[本文抜粋]:

· · · · · · ·

私は耐えきれなくなって、視線を外しました。そのまま彼女と目を合わせていたら、涙がこぼれそうだったので。

つり目で「チン・チャン・チョン」の大合唱:引率の先生が動揺・謝罪

つり目で「チン・チャン・チョン」の大合唱:引率の先生が動揺・謝罪

引率していた先生は人種差別反対派であることが、私への態度から明らかに伝わってきました。

長年ヨーロッパにいると、差別問題に対して建前で中立の立場を誇示する人と、心から差別に反対している人の差を、差別される側にいるアジア人の私は「感じとる」ことができます。←うなずくあなたも、欧州長期滞在組ね?

「お願いですから、この子たちの態度がスイス人全員の外国人への意見だと思わないで下さい」と、非常にショックを受けた様子の引率の先生は、繰り返し発言。

· · · · · · ·

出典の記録
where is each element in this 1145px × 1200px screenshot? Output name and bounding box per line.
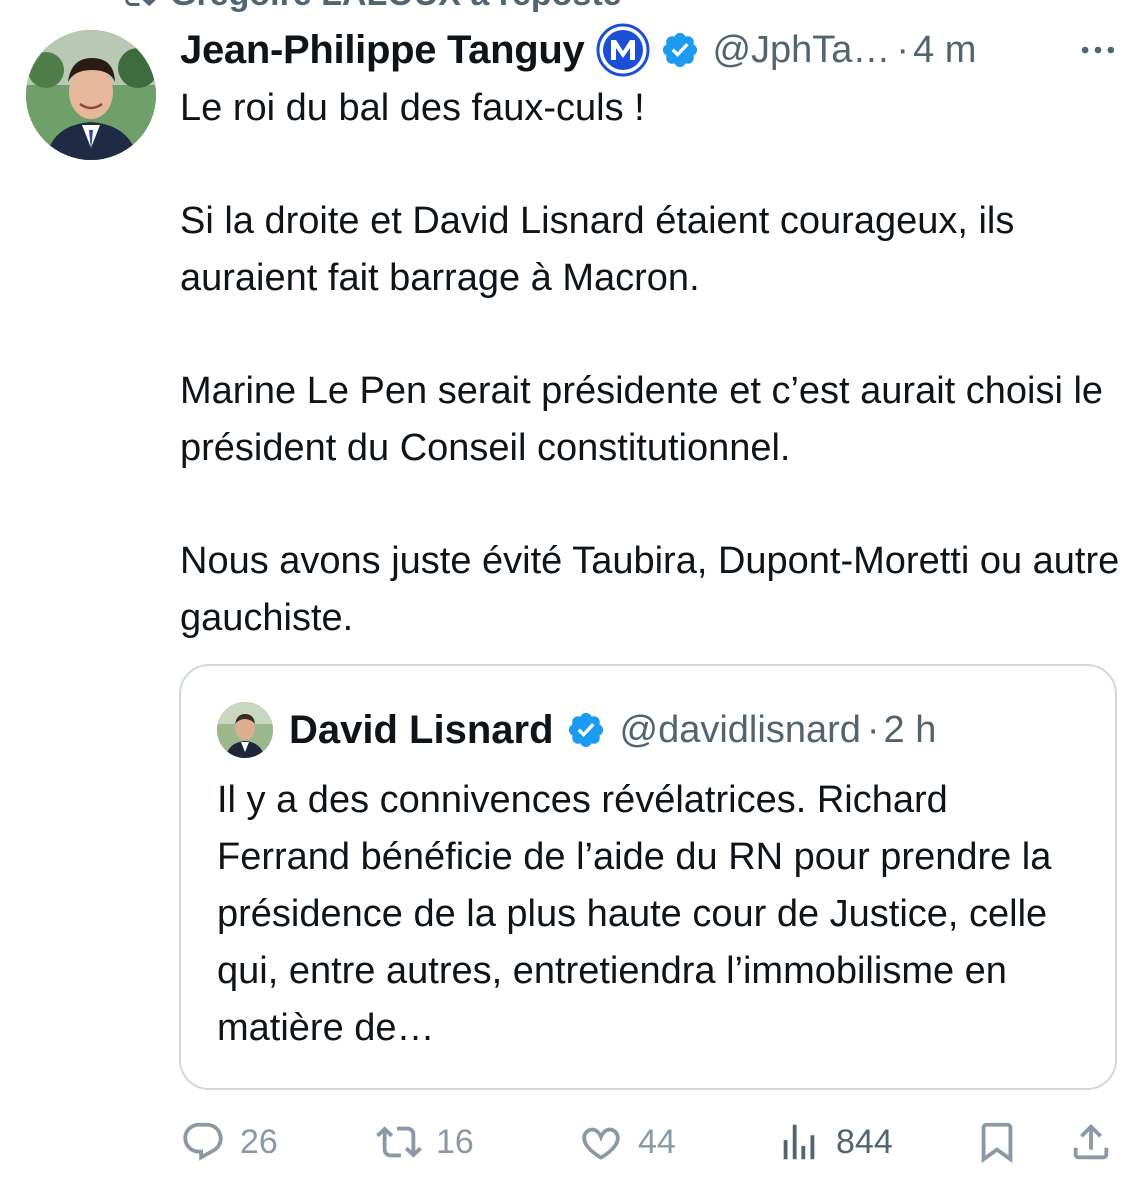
views-count: 844 [836,1122,893,1161]
quoted-author-avatar [217,702,273,758]
heart-icon [582,1127,620,1160]
quoted-author-avatar-image [217,702,273,758]
more-options-icon[interactable] [1076,28,1120,72]
share-button[interactable] [1068,1112,1114,1172]
repost-count: 16 [436,1122,474,1161]
repost-icon [376,1126,422,1158]
header-separator: · [896,28,910,71]
quoted-header-separator: · [866,708,880,751]
tweet-paragraph: Si la droite et David Lisnard étaient co… [180,200,1015,299]
tweet-timestamp[interactable]: 4 m [913,29,976,72]
tweet-header: Jean-Philippe Tanguy @JphTa… · 4 m [180,23,1120,77]
m-affiliation-badge-icon[interactable] [596,23,650,77]
repost-icon [125,0,156,7]
quoted-tweet-timestamp: 2 h [883,708,937,751]
tweet-paragraph: Marine Le Pen serait présidente et c’est… [180,370,1104,469]
share-icon [1073,1123,1109,1160]
reply-icon [183,1122,223,1161]
views-button[interactable]: 844 [776,1112,893,1172]
author-display-name[interactable]: Jean-Philippe Tanguy [180,28,585,73]
tweet-paragraph: Nous avons juste évité Taubira, Dupont-M… [180,540,1120,639]
quoted-author-handle: @davidlisnard [619,708,861,751]
tweet-body: Le roi du bal des faux-culs ! Si la droi… [180,80,1130,647]
repost-banner[interactable]: Grégoire LALOUX a reposté [120,0,622,14]
repost-banner-text: Grégoire LALOUX a reposté [170,0,622,14]
author-avatar[interactable] [26,30,156,160]
reply-count: 26 [240,1122,278,1161]
like-button[interactable]: 44 [578,1112,676,1172]
like-count: 44 [638,1122,676,1161]
verified-badge-icon [568,712,603,748]
repost-button[interactable]: 16 [376,1112,474,1172]
reply-button[interactable]: 26 [180,1112,278,1172]
views-chart-icon [783,1124,815,1160]
author-handle[interactable]: @JphTa… [712,29,890,72]
author-avatar-image [26,30,156,160]
bookmark-icon [981,1122,1013,1163]
quoted-tweet-card[interactable]: David Lisnard @davidlisnard · 2 h Il y a… [179,664,1117,1090]
bookmark-button[interactable] [974,1112,1020,1172]
tweet-action-bar: 26 16 44 844 [180,1112,1120,1172]
quoted-tweet-body: Il y a des connivences révélatrices. Ric… [217,779,1052,1049]
tweet-paragraph: Le roi du bal des faux-culs ! [180,87,645,129]
quoted-tweet-header: David Lisnard @davidlisnard · 2 h [217,700,936,760]
verified-badge-icon [663,32,698,68]
quoted-author-display-name: David Lisnard [289,707,554,752]
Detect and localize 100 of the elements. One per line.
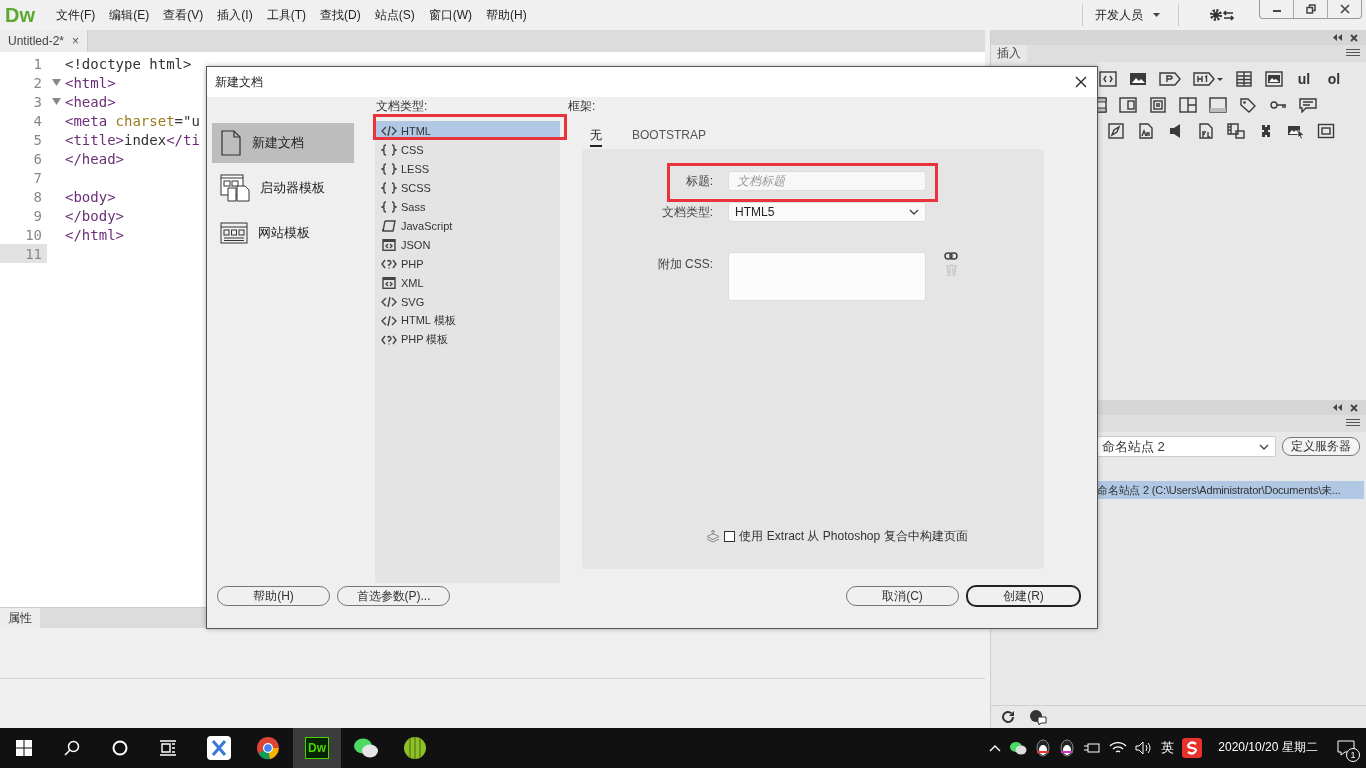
caret-up-icon[interactable] (989, 744, 1001, 752)
doc-type-item[interactable]: SCSS (375, 178, 560, 197)
input-language[interactable]: 英 (1161, 739, 1174, 757)
flash-document-icon[interactable] (1197, 123, 1215, 139)
dialog-button[interactable]: 首选参数(P)... (337, 586, 450, 606)
doctype-dropdown[interactable]: HTML5 (728, 202, 926, 222)
image-icon[interactable] (1129, 71, 1147, 87)
code-question-icon (381, 257, 397, 270)
input-method-icon[interactable] (1182, 738, 1202, 758)
doc-type-item[interactable]: SVG (375, 292, 560, 311)
dialog-button[interactable]: 帮助(H) (217, 586, 330, 606)
menu-item[interactable]: 编辑(E) (102, 6, 157, 24)
category-item[interactable]: 启动器模板 (212, 168, 354, 208)
menu-item[interactable]: 站点(S) (367, 6, 422, 24)
comment-icon[interactable] (1299, 97, 1317, 113)
menu-item[interactable]: 查找(D) (313, 6, 368, 24)
settings-icon[interactable] (1209, 8, 1235, 22)
line-number: 10 (24, 225, 43, 244)
site-dropdown[interactable]: 命名站点 2 (1095, 436, 1276, 457)
define-server-button[interactable]: 定义服务器 (1282, 437, 1360, 456)
paragraph-tag-icon[interactable] (1159, 71, 1181, 87)
document-code-icon (381, 276, 397, 289)
menu-item[interactable]: 插入(I) (210, 6, 260, 24)
close-icon[interactable] (1350, 403, 1358, 412)
dialog-button[interactable]: 取消(C) (846, 586, 959, 606)
notification-button[interactable]: 1 (1334, 736, 1358, 760)
animate-document-icon[interactable] (1137, 123, 1155, 139)
framework-tab[interactable]: BOOTSTRAP (632, 125, 706, 147)
doc-type-item[interactable]: JavaScript (375, 216, 560, 235)
globe-chat-icon[interactable] (1029, 709, 1047, 725)
table-icon[interactable] (1235, 71, 1253, 87)
document-tab[interactable]: Untitled-2* × (0, 30, 89, 52)
doc-type-item[interactable]: XML (375, 273, 560, 292)
chat-bubbles-icon[interactable] (1009, 740, 1027, 756)
framework-tab[interactable]: 无 (590, 125, 602, 147)
doc-type-item[interactable]: Sass (375, 197, 560, 216)
site-row[interactable]: 命名站点 2 (C:\Users\Administrator\Documents\未... (1095, 481, 1364, 499)
doc-type-item[interactable]: LESS (375, 159, 560, 178)
pen-icon[interactable] (1107, 123, 1125, 139)
link-icon[interactable] (944, 252, 958, 260)
extract-checkbox[interactable] (724, 531, 736, 542)
menu-icon[interactable] (1346, 419, 1360, 428)
fold-icon[interactable] (51, 98, 61, 105)
refresh-icon[interactable] (1001, 710, 1015, 724)
close-icon[interactable] (1350, 33, 1358, 42)
footer-layout-icon[interactable] (1209, 97, 1227, 113)
menu-icon[interactable] (1346, 49, 1360, 58)
menu-item[interactable]: 工具(T) (259, 6, 313, 24)
line-number: 6 (32, 149, 43, 168)
code-line: <head> (65, 93, 116, 110)
video-file-icon[interactable] (1227, 123, 1245, 139)
doc-type-item[interactable]: JSON (375, 235, 560, 254)
taskbar-app[interactable]: Dw (293, 728, 341, 768)
menu-item[interactable]: 查看(V) (156, 6, 211, 24)
line-number: 11 (0, 244, 47, 263)
wifi-icon[interactable] (1109, 741, 1127, 755)
restore-icon (1305, 4, 1316, 14)
dialog-button[interactable]: 创建(R) (966, 585, 1081, 607)
tag-icon[interactable] (1239, 97, 1257, 113)
image-cursor-icon[interactable] (1287, 123, 1305, 139)
close-icon[interactable] (1075, 76, 1087, 88)
insert-tab[interactable]: 插入 (991, 45, 1027, 62)
menu-item[interactable]: 文件(F) (49, 6, 103, 24)
workspace-switcher[interactable]: 开发人员 (1082, 4, 1179, 26)
list-insert-button[interactable]: ol (1325, 71, 1343, 87)
list-insert-button[interactable]: ul (1295, 71, 1313, 87)
image-frame-icon[interactable] (1265, 71, 1283, 87)
penguin-icon[interactable] (1035, 739, 1051, 757)
bamboo-icon (403, 736, 427, 760)
app-logo: Dw (5, 3, 35, 27)
browser-icon (256, 736, 280, 760)
menu-item[interactable]: 帮助(H) (479, 6, 534, 24)
frame-icon[interactable] (1317, 123, 1335, 139)
clock-date[interactable]: 2020/10/20 星期二 (1210, 739, 1326, 756)
doc-type-item[interactable]: CSS (375, 140, 560, 159)
menu-item[interactable]: 窗口(W) (421, 6, 479, 24)
columns-layout-icon[interactable] (1179, 97, 1197, 113)
doc-type-item[interactable]: PHP 模板 (375, 330, 560, 349)
fold-icon[interactable] (51, 79, 61, 86)
collapse-icon[interactable] (1333, 404, 1342, 411)
css-list-field[interactable] (728, 252, 926, 301)
title-field[interactable]: 文档标题 (728, 171, 926, 191)
sidebar-layout-icon[interactable] (1119, 97, 1137, 113)
windows-logo-icon (16, 740, 32, 756)
collapse-icon[interactable] (1333, 34, 1342, 41)
tab-close-button[interactable]: × (72, 34, 80, 48)
penguin-icon[interactable] (1059, 739, 1075, 757)
cross-app-icon (207, 736, 231, 760)
volume-icon[interactable] (1135, 741, 1153, 755)
line-number: 3 (32, 92, 43, 111)
article-icon[interactable] (1149, 97, 1167, 113)
braces-icon (381, 181, 397, 194)
doc-type-item[interactable]: HTML 模板 (375, 311, 560, 330)
code-line: <!doctype html> (65, 55, 192, 72)
code-block-icon[interactable] (1099, 71, 1117, 87)
category-item[interactable]: 网站模板 (212, 213, 354, 253)
properties-tab[interactable]: 属性 (0, 608, 40, 628)
category-item[interactable]: 新建文档 (212, 123, 354, 163)
doc-type-item[interactable]: PHP (375, 254, 560, 273)
heading-tag-icon[interactable] (1193, 71, 1223, 87)
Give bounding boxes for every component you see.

· · · · · · ·

[課題の指示]: スイスで受けた人種差別についての本文を、最後の文の後から続けて書いてください。 記録は本文とは別個の資料です。

[課題の解答]:
そして、スイス人が使いたがらない謝罪の言葉「Es tut mir leid(ごめんなさい)」を、駅に到着するまで何度も口にし、「まさか私の生徒たちが、こんな行為をするなんて…」と、引率の先生はとても動揺していました。

つり目でチン・チャン・チョン:差別された私が先生にお願いしたこと

つり目でチン・チャン・チョン:差別された私が先生にお願いしたこと

「今日、バスの中で起きた出来事を、あなたのクラスだけではなく、学校全体の問題として話し合う機会を設けてください。あなたは、外国人への差別をしない人かもしれませんが、スイスだけではなくどの国にも、人種差別をする人はいます。あなたが目撃者となった差別行為は、残念なことにアジア人である私が、スイスの日常生活でしばしば体験している出来事なのですから」と、私はお伝えしました。

引率の先生は、私をまじまじと眺めて、「差別をされる?あなたが?」とたずねてきました。

ノートパソコンのバッグを抱え、オシャレな身なりが好きなタイプの私は、先生の見解では「差別されないカテゴリー」の人間に該当した模様。

もっとも、服装で人を判断することも「差別」の一種なのですが。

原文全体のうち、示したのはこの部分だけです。